◆ Exercise: Reproduce the records below exactly, leaving out any pictures.

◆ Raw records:
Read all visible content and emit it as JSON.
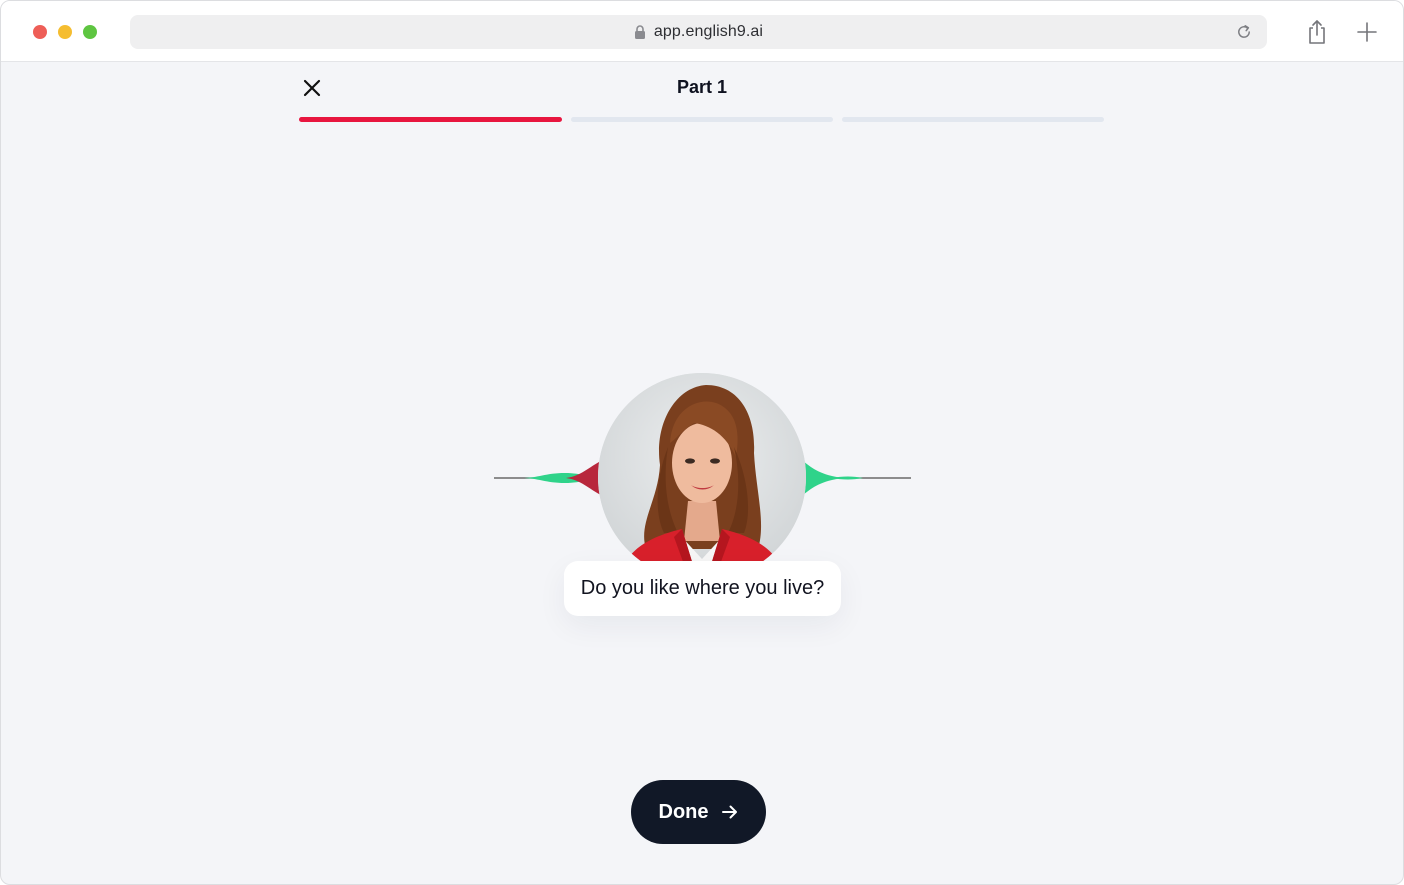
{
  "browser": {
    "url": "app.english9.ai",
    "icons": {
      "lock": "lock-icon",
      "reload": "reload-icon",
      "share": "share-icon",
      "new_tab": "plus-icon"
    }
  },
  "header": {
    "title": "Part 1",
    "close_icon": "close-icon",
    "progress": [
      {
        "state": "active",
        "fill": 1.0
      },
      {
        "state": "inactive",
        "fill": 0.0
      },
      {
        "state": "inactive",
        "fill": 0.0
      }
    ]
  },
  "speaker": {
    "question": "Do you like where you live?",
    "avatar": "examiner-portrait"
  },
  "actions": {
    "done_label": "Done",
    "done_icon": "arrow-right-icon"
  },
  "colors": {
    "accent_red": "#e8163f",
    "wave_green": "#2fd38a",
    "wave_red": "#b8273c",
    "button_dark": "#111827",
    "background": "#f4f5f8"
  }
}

◆ Correct result:
Read all visible content and emit it as JSON.
{
  "browser": {
    "url": "app.english9.ai",
    "icons": {
      "lock": "lock-icon",
      "reload": "reload-icon",
      "share": "share-icon",
      "new_tab": "plus-icon"
    }
  },
  "header": {
    "title": "Part 1",
    "close_icon": "close-icon",
    "progress": [
      {
        "state": "active",
        "fill": 1.0
      },
      {
        "state": "inactive",
        "fill": 0.0
      },
      {
        "state": "inactive",
        "fill": 0.0
      }
    ]
  },
  "speaker": {
    "question": "Do you like where you live?",
    "avatar": "examiner-portrait"
  },
  "actions": {
    "done_label": "Done",
    "done_icon": "arrow-right-icon"
  },
  "colors": {
    "accent_red": "#e8163f",
    "wave_green": "#2fd38a",
    "wave_red": "#b8273c",
    "button_dark": "#111827",
    "background": "#f4f5f8"
  }
}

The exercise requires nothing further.